### The request
How many lines of the records below contain the word "title"? Answer with the number alone.

### Records to use
——————————

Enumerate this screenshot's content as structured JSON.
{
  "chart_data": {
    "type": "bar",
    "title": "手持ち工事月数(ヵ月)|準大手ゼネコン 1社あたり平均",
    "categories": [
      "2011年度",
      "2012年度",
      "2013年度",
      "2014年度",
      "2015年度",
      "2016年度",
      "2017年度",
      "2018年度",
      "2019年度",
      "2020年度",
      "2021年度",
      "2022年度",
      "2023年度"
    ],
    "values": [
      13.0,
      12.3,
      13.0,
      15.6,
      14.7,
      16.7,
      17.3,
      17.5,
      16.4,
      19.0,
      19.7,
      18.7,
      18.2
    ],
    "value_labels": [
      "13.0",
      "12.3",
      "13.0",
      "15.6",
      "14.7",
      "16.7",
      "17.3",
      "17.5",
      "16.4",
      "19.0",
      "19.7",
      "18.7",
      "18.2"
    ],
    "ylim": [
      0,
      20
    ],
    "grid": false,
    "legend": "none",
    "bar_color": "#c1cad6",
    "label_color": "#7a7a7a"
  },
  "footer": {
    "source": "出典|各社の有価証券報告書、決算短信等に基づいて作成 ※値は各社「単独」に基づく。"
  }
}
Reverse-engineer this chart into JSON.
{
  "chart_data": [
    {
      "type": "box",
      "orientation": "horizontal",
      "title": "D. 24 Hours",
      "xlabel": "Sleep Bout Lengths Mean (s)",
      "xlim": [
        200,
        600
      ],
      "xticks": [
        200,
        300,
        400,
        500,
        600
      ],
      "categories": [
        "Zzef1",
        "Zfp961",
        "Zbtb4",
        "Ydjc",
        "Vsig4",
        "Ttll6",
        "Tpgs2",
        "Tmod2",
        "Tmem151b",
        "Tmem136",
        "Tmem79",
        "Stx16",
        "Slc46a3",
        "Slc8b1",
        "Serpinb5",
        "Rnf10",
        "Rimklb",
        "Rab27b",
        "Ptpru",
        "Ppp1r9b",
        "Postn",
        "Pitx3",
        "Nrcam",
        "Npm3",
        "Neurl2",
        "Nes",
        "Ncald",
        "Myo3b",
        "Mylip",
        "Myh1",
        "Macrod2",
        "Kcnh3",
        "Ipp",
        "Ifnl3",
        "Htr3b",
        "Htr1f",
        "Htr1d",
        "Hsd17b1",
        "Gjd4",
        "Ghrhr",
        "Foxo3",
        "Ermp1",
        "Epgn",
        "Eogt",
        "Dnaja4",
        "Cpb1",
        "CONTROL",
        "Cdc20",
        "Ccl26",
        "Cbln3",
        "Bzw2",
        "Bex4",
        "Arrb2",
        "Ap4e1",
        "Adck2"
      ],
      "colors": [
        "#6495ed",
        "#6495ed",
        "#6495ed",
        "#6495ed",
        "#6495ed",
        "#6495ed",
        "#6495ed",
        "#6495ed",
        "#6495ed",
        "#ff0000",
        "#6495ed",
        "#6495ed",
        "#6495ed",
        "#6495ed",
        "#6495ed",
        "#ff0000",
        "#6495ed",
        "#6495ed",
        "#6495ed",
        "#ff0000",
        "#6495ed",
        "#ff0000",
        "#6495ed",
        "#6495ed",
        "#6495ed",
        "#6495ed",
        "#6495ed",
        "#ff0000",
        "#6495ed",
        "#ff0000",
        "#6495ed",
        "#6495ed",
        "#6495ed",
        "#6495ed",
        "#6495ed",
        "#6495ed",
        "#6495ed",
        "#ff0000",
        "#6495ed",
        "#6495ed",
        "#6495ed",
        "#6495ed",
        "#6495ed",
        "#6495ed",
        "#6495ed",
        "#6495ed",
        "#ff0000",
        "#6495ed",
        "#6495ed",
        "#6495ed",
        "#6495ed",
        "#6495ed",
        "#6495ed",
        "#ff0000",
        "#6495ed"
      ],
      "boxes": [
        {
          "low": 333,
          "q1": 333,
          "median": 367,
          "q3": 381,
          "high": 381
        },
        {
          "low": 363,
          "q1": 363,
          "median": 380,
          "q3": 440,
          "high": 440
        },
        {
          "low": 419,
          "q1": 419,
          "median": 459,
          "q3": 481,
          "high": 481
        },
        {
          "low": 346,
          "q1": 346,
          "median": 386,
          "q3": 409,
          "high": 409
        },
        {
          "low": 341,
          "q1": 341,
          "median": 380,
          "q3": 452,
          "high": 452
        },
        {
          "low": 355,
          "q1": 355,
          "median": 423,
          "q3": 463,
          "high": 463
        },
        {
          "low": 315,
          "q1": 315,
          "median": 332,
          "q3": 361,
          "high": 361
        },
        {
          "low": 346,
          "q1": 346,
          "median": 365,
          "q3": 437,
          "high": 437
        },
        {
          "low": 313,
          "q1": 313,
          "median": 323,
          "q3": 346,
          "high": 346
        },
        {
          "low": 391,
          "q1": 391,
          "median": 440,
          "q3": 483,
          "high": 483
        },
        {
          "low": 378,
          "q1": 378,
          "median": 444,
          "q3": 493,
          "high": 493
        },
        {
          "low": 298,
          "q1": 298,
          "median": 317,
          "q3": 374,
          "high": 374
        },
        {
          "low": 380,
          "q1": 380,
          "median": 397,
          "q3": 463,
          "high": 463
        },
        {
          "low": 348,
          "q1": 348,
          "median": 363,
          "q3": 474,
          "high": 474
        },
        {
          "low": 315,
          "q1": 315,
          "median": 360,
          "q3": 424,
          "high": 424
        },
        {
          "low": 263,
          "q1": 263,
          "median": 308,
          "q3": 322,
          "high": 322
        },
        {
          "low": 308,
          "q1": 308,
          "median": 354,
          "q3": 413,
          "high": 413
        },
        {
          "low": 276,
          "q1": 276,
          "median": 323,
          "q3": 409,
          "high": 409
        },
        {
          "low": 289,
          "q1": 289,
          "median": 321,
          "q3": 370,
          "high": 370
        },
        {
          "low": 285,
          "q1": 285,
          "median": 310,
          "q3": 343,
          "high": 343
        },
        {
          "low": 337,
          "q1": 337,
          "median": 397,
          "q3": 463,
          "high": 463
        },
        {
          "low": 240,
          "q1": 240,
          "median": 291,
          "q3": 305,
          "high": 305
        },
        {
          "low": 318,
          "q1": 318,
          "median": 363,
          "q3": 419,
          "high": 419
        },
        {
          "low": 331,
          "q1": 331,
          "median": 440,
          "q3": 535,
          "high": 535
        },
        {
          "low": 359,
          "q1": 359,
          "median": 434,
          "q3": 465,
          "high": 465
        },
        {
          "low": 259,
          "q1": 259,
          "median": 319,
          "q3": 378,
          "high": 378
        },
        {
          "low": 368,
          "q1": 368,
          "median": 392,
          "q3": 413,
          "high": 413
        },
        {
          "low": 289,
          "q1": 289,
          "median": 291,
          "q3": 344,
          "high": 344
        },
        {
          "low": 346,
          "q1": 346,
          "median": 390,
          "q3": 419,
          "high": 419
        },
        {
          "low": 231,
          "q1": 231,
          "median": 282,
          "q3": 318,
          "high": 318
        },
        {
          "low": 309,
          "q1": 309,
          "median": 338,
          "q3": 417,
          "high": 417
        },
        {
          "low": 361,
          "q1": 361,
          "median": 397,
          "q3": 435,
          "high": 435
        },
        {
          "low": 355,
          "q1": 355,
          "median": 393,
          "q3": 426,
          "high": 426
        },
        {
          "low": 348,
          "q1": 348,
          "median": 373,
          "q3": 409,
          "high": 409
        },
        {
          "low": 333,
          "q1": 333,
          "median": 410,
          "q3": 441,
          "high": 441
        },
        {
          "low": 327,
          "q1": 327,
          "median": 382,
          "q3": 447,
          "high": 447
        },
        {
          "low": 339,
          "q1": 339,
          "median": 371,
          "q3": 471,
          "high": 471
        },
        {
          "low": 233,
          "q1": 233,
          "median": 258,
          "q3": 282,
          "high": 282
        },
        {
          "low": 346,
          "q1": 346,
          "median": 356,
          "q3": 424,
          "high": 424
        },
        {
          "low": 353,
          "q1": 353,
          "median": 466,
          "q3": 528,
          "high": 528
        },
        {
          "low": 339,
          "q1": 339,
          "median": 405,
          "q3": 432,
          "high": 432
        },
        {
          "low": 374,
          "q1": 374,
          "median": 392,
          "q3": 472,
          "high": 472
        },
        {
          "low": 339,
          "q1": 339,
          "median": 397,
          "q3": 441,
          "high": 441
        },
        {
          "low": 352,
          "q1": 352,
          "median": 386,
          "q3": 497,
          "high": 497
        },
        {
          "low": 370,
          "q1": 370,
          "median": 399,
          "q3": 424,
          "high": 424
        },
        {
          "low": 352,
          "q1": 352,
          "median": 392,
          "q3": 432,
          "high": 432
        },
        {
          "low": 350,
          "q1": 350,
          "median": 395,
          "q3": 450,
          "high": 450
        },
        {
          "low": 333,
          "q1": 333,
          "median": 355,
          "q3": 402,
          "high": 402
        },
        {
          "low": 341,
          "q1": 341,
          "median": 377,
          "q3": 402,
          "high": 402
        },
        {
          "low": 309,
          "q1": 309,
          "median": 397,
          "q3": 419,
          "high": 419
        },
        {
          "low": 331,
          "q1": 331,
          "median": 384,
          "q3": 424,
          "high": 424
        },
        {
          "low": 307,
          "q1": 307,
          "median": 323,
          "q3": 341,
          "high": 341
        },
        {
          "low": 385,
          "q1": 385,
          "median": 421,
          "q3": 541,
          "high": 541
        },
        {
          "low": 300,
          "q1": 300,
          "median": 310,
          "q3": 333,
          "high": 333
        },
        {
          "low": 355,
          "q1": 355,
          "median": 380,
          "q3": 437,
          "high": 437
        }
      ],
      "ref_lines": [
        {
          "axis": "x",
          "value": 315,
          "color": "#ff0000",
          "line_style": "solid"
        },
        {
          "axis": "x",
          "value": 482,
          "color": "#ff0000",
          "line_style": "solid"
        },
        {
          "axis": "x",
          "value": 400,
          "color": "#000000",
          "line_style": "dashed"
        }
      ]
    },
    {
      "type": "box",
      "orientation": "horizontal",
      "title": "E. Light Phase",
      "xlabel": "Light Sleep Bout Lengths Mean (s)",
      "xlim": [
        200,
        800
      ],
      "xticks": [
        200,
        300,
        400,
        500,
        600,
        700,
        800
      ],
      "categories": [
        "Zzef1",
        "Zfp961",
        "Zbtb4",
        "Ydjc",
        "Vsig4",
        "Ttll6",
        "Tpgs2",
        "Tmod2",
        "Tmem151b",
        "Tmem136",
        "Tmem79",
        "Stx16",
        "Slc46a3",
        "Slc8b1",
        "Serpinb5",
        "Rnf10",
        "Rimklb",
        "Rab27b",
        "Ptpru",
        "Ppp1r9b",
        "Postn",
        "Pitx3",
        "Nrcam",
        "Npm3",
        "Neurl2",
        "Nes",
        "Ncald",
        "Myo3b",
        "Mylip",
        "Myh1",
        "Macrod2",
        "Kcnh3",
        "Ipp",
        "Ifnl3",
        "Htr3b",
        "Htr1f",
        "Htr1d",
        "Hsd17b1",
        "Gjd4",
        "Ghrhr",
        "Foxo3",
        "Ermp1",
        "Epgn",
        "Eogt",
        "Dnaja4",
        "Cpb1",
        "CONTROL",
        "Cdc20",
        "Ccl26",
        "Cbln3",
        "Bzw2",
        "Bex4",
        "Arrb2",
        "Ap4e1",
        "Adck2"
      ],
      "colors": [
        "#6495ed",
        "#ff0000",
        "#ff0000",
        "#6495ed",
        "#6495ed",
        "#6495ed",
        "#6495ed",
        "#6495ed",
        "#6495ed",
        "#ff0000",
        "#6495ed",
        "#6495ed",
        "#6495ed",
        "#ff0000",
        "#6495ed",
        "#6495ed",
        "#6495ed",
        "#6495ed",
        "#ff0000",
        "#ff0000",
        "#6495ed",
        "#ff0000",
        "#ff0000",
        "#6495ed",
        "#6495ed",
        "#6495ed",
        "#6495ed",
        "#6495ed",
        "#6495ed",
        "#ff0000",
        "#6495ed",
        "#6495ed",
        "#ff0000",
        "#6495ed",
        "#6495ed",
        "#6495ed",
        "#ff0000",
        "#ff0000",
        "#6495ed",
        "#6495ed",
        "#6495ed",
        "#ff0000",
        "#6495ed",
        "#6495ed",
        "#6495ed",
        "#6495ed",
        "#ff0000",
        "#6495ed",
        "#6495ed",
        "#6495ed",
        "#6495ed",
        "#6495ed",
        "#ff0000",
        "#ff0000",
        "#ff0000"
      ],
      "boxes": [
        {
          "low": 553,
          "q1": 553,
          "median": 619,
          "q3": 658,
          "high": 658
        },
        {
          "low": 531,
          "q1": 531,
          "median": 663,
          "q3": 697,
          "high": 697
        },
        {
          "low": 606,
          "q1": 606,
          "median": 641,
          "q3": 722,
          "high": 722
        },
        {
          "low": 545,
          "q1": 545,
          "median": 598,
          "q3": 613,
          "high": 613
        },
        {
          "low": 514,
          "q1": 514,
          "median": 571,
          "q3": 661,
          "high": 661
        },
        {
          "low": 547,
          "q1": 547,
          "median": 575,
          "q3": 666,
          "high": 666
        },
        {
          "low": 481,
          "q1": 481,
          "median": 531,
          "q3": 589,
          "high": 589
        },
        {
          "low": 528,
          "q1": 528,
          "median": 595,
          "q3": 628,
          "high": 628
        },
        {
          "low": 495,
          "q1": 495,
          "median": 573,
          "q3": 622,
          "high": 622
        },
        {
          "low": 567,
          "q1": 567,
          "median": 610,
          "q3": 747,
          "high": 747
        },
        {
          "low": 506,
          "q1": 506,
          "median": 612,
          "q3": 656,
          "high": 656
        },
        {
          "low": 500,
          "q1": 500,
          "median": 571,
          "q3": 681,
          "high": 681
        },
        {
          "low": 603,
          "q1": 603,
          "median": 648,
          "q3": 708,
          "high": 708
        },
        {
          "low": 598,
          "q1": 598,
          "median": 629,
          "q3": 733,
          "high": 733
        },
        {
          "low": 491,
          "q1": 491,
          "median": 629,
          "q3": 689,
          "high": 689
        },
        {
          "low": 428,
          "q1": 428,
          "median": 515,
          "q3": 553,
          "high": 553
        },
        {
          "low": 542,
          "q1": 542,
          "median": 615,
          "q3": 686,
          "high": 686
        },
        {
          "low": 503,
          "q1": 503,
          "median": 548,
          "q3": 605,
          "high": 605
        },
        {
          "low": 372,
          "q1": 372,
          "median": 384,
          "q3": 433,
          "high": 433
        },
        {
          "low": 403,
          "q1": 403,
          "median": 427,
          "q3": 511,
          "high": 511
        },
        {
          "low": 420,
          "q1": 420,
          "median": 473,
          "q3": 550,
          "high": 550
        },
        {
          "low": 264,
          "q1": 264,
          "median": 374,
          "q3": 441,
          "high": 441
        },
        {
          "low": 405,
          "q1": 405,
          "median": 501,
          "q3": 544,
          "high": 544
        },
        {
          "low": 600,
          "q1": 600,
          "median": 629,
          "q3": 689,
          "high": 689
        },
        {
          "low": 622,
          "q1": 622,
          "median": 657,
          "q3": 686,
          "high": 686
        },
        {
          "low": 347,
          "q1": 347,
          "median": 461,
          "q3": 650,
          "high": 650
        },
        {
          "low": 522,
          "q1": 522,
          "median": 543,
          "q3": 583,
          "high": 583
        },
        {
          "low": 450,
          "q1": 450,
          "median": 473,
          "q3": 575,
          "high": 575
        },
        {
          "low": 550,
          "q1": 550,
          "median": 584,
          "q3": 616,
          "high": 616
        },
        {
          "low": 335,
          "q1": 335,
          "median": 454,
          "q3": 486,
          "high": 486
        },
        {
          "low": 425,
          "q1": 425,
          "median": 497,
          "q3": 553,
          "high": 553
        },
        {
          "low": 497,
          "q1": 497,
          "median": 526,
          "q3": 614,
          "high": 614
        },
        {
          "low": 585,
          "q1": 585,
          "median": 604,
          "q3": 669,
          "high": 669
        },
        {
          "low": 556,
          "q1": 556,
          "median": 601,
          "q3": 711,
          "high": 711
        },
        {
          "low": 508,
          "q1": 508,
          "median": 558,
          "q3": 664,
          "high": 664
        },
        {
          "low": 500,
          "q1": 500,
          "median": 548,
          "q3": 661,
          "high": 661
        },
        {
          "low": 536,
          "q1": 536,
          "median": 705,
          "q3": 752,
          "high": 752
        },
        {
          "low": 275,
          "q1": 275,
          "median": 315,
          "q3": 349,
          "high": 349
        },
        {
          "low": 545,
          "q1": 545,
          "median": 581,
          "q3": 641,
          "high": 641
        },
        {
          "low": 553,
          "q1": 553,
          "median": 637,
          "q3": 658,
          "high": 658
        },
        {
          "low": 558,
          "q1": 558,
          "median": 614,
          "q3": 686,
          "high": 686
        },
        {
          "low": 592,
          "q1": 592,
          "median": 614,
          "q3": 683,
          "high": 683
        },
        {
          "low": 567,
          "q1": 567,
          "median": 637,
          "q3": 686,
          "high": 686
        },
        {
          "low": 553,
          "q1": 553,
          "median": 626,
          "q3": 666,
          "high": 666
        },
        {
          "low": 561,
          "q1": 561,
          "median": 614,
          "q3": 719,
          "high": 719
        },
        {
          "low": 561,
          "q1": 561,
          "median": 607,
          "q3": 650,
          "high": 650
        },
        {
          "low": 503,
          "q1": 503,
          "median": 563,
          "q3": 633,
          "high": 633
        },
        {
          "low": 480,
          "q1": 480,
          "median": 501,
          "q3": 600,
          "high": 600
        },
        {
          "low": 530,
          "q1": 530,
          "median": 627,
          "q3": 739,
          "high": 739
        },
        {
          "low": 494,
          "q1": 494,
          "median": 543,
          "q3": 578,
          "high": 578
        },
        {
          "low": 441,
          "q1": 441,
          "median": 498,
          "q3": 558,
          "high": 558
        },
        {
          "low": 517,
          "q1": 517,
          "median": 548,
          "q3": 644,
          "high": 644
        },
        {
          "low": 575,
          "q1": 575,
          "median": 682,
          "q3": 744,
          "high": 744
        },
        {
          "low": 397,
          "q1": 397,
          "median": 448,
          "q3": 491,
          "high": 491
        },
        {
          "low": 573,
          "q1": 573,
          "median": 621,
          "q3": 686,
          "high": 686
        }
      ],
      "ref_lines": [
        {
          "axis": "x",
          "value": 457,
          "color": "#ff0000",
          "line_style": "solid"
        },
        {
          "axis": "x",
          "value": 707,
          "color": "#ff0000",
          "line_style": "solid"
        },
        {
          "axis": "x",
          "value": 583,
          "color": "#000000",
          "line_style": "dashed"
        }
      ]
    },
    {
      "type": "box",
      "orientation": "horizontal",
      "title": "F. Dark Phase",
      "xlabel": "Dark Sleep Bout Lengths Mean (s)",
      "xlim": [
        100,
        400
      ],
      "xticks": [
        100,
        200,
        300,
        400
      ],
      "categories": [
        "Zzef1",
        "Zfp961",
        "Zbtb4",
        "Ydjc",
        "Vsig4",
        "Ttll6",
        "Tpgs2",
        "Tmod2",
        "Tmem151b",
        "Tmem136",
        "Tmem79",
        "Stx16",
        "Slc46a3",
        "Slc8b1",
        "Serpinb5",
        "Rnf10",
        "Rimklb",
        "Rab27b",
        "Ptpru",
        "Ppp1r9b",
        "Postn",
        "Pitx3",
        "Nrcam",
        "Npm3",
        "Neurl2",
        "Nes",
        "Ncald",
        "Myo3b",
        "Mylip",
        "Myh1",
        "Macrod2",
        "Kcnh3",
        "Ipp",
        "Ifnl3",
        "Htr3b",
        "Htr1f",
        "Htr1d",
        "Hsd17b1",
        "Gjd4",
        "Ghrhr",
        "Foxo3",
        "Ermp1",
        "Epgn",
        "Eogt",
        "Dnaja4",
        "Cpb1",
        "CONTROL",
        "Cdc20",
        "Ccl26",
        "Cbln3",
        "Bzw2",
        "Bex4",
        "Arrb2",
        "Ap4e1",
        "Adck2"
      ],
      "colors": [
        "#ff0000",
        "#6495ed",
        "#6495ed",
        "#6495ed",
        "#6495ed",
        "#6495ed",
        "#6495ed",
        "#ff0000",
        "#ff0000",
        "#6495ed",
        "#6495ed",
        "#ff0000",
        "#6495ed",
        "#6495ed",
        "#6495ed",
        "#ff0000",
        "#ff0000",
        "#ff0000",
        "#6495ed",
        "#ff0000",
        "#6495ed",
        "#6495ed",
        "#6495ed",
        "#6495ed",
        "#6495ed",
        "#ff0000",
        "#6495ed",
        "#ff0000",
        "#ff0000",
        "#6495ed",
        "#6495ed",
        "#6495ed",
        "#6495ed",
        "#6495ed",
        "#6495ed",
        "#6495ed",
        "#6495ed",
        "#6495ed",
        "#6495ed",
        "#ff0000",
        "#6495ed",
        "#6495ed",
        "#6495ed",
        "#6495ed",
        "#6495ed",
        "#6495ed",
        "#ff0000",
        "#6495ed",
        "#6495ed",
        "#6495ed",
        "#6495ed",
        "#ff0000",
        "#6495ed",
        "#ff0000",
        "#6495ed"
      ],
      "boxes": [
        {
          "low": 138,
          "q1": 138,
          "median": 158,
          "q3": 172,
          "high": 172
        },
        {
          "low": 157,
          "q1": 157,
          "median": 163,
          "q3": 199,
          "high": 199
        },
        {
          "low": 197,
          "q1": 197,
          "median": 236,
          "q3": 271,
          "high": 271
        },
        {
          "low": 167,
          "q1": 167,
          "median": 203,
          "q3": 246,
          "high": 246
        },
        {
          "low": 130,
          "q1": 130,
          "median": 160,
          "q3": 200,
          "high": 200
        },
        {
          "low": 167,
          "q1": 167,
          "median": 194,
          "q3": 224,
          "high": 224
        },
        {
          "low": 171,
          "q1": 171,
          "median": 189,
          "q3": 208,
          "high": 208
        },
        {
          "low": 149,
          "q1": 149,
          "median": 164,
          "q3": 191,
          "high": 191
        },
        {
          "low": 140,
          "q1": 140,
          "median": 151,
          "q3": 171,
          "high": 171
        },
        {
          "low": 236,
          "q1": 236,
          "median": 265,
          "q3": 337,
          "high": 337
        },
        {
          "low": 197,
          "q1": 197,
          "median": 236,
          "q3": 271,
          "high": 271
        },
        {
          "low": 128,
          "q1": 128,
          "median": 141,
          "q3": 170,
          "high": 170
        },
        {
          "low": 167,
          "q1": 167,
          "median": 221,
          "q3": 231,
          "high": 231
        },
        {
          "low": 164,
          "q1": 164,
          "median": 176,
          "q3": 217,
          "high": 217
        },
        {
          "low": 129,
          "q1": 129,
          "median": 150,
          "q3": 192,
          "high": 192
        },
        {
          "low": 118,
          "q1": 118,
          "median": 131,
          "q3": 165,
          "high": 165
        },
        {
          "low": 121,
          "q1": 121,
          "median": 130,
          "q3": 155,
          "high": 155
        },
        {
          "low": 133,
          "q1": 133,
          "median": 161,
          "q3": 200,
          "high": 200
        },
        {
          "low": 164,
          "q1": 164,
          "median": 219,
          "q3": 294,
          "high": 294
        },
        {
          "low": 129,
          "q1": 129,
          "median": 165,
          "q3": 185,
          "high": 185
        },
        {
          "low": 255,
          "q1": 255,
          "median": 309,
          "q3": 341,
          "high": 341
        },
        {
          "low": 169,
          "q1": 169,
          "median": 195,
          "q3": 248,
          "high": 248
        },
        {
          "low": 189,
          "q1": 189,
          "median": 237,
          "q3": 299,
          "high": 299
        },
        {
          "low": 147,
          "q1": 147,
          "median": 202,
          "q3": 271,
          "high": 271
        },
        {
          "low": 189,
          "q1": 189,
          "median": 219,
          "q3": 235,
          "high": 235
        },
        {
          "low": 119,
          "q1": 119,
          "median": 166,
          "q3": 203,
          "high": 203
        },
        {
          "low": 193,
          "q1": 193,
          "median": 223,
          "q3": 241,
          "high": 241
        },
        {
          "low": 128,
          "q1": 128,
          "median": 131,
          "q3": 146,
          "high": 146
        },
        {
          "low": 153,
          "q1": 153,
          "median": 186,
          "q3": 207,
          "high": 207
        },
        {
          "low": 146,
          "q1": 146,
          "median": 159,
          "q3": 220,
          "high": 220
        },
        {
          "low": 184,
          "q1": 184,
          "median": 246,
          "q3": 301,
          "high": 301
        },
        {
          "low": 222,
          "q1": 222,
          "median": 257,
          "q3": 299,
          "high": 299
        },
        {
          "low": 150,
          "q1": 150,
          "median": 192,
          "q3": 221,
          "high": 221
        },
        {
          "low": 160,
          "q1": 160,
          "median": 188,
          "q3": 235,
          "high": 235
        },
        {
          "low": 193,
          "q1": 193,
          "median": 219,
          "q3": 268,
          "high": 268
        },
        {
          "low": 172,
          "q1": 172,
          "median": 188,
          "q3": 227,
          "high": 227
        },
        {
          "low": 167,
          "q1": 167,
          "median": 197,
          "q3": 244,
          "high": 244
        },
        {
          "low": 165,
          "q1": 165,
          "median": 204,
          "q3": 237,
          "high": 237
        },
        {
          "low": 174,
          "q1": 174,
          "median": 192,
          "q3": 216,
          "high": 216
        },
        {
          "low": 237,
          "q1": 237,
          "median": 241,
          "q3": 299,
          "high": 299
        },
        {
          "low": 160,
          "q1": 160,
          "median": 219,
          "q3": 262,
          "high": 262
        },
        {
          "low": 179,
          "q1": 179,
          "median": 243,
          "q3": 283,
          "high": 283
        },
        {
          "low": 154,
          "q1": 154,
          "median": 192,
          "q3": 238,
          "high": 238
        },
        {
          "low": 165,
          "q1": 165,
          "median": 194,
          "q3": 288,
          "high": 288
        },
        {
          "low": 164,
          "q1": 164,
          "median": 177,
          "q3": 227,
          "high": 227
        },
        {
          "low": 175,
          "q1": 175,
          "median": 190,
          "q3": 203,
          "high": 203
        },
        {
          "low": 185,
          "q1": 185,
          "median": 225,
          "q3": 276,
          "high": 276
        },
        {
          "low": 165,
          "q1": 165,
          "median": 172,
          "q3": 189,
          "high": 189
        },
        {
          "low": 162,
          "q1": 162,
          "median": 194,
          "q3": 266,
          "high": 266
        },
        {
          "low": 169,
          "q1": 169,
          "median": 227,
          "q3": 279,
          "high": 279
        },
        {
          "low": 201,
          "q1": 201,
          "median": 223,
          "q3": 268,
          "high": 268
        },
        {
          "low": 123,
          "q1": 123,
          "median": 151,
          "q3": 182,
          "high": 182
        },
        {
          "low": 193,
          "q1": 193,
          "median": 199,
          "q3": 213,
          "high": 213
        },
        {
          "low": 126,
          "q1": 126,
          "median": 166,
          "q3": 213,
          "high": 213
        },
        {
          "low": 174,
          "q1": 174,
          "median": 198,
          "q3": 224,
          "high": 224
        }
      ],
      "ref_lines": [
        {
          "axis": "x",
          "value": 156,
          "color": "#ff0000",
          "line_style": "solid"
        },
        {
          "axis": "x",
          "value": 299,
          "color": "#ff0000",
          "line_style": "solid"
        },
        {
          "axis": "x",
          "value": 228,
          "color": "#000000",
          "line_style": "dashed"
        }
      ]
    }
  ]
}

——————————

### Written answer
4